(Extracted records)
◇ ◇ ◇ ◇ ◇

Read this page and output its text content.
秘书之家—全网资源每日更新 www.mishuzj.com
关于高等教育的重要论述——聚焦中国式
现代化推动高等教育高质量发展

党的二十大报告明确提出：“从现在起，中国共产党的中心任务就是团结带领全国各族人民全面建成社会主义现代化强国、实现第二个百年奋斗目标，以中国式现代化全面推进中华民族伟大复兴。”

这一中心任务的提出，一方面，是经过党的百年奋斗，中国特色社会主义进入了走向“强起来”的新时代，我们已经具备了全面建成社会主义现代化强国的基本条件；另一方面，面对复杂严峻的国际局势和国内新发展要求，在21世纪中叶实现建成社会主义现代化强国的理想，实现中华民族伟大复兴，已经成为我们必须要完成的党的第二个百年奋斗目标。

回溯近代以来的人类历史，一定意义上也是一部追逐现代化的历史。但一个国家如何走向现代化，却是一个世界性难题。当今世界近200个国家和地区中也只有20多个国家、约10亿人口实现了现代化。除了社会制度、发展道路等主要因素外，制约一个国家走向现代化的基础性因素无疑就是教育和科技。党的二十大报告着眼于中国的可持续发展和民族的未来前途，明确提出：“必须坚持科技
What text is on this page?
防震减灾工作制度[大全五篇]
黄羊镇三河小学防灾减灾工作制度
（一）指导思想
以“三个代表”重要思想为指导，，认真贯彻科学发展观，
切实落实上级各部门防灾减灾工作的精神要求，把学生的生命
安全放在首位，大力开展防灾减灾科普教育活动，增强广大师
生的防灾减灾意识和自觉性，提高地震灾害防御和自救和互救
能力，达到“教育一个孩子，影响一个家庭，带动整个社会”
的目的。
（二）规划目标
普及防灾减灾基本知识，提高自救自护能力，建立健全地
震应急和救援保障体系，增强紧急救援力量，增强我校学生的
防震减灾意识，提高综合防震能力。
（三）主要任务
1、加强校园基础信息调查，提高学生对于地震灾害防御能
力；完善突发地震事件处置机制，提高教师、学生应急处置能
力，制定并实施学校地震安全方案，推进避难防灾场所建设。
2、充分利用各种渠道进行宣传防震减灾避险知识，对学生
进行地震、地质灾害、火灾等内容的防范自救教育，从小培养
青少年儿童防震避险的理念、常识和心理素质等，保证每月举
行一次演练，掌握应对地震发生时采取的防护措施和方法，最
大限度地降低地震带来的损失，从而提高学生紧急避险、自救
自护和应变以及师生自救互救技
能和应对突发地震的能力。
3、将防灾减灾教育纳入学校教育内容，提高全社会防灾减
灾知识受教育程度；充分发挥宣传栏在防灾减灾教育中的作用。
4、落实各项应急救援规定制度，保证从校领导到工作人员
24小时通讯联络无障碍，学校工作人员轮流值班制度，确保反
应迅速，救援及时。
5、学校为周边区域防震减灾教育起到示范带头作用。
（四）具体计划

◇ ◇ ◇ ◇ ◇

Check each line of the records for the word "this" and extract those that contain it.

_Task answer:_
Read this page and output its text content.
What text is on this page?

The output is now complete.